[Goal of the exercise]
As an exercise in exact copying, transcribe the lines below from the one holding "Decode this image" through the last, with both ends included and pictures left out.

[Entries taken from a collection]
......

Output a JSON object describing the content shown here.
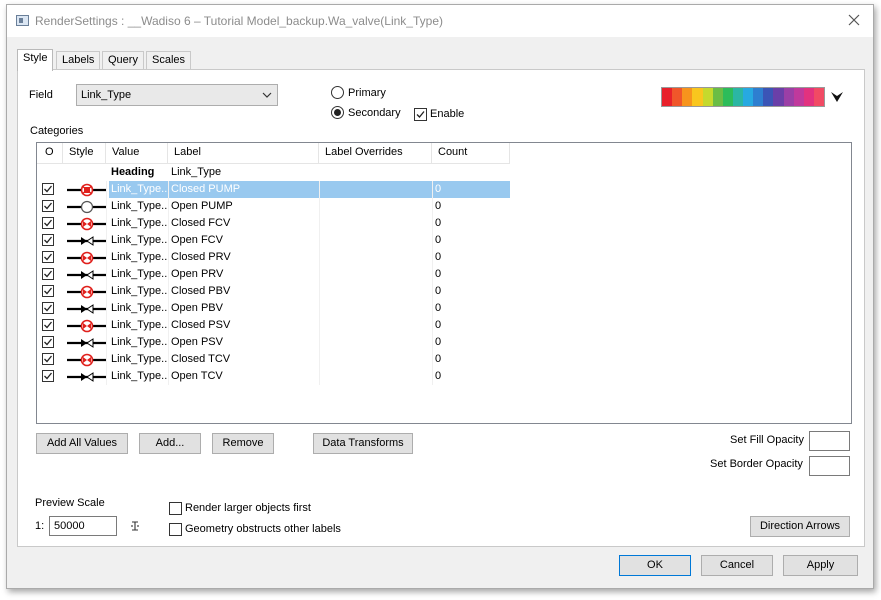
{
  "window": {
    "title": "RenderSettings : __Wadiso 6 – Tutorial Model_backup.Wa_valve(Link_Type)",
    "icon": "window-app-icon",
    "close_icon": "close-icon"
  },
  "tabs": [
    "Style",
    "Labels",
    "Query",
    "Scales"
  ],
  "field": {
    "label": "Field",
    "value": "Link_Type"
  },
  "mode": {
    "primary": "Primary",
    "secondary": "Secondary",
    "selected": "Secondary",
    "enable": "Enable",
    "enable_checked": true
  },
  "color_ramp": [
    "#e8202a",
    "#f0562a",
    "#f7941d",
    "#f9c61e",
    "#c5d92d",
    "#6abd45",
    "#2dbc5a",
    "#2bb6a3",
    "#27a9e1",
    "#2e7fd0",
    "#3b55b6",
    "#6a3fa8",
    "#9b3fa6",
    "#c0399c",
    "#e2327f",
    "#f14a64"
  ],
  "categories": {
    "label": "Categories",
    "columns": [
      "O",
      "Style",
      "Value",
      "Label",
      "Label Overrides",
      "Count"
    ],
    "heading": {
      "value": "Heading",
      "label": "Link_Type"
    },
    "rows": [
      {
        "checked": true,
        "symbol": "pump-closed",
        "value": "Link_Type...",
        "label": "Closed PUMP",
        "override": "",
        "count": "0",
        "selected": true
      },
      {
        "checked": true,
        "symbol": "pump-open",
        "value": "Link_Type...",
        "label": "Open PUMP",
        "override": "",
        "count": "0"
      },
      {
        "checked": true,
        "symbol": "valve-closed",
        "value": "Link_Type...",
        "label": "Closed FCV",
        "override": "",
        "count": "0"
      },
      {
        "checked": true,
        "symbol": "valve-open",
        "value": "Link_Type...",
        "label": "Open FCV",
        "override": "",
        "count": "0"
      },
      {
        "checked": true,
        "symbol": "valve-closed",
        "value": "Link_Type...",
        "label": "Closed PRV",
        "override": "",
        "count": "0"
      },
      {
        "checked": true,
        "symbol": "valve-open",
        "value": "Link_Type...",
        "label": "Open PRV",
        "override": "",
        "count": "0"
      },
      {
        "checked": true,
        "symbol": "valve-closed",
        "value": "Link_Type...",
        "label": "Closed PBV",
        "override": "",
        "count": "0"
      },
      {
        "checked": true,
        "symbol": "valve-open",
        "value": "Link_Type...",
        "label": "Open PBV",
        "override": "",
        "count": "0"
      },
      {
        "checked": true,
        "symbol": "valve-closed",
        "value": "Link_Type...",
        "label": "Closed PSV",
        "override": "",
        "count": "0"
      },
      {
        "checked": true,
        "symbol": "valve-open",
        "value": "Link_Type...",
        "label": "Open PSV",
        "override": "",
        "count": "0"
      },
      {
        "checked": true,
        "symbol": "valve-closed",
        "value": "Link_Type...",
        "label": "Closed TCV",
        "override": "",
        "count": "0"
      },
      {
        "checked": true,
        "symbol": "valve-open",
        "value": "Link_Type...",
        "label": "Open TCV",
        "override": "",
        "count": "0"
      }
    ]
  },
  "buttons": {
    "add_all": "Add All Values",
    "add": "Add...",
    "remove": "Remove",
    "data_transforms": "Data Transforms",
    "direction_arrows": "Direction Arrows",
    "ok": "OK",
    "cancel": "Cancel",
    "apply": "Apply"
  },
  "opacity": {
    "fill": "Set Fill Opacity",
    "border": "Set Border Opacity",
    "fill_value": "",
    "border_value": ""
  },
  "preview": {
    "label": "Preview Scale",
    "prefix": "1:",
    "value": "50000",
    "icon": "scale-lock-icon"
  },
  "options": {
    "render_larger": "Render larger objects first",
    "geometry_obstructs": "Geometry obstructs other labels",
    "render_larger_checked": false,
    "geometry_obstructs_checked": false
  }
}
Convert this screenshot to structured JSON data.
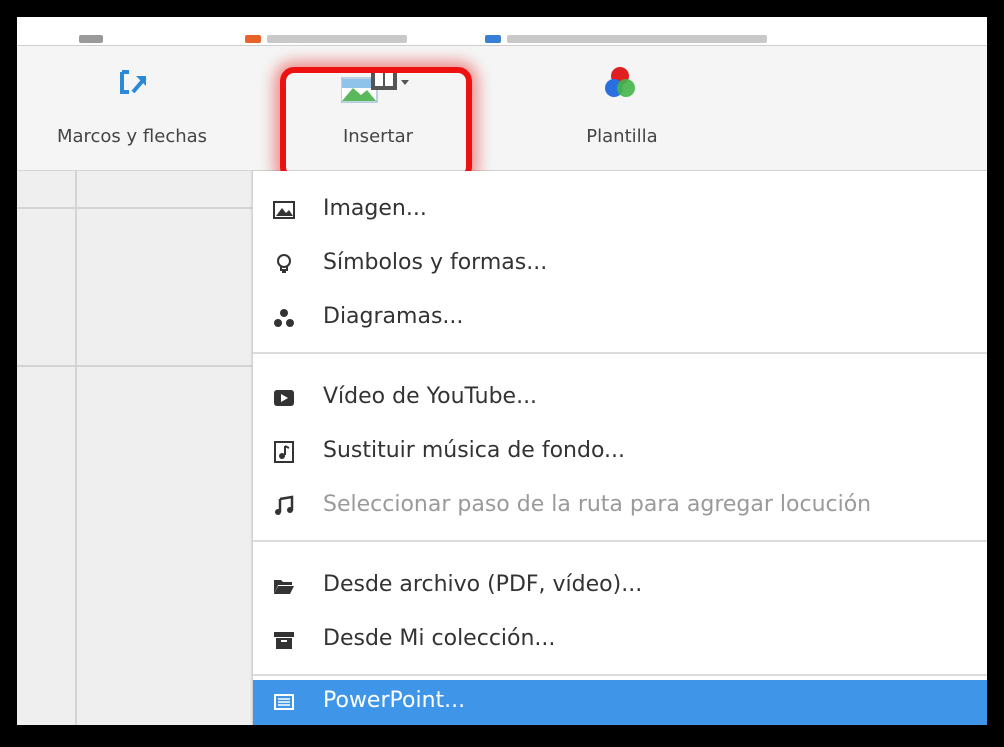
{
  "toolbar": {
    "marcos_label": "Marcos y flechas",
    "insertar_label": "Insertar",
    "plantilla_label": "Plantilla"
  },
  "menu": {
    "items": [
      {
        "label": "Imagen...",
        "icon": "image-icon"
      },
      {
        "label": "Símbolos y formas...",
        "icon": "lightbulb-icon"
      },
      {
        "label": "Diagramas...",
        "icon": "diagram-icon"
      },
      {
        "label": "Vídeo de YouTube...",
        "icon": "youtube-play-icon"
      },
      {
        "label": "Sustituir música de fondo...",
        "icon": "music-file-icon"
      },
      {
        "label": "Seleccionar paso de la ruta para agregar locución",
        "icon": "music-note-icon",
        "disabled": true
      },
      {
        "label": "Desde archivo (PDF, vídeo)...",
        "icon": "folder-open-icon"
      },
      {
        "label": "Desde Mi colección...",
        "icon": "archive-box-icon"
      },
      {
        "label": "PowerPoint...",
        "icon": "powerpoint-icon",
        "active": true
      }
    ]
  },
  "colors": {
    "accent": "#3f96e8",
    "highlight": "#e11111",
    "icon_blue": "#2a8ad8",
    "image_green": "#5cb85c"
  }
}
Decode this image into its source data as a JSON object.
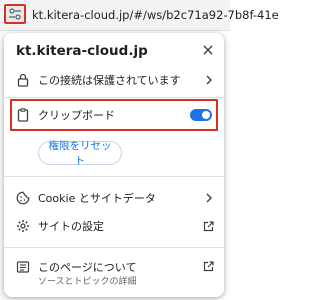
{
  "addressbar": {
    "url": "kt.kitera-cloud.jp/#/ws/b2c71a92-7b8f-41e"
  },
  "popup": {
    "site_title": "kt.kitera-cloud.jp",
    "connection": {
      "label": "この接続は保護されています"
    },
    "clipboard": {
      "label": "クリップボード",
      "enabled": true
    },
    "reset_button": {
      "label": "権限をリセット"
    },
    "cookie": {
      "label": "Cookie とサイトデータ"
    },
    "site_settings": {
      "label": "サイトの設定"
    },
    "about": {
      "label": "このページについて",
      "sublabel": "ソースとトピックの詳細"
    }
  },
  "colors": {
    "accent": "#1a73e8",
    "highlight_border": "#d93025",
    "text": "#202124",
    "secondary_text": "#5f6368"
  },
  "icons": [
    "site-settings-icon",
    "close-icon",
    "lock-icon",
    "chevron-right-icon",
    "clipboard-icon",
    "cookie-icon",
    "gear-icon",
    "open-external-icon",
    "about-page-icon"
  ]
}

......

[Final result]
Decode this image into its source data as a JSON object.
{
  "addressbar": {
    "url": "kt.kitera-cloud.jp/#/ws/b2c71a92-7b8f-41e"
  },
  "popup": {
    "site_title": "kt.kitera-cloud.jp",
    "connection": {
      "label": "この接続は保護されています"
    },
    "clipboard": {
      "label": "クリップボード",
      "enabled": true
    },
    "reset_button": {
      "label": "権限をリセット"
    },
    "cookie": {
      "label": "Cookie とサイトデータ"
    },
    "site_settings": {
      "label": "サイトの設定"
    },
    "about": {
      "label": "このページについて",
      "sublabel": "ソースとトピックの詳細"
    }
  },
  "colors": {
    "accent": "#1a73e8",
    "highlight_border": "#d93025",
    "text": "#202124",
    "secondary_text": "#5f6368"
  },
  "icons": [
    "site-settings-icon",
    "close-icon",
    "lock-icon",
    "chevron-right-icon",
    "clipboard-icon",
    "cookie-icon",
    "gear-icon",
    "open-external-icon",
    "about-page-icon"
  ]
}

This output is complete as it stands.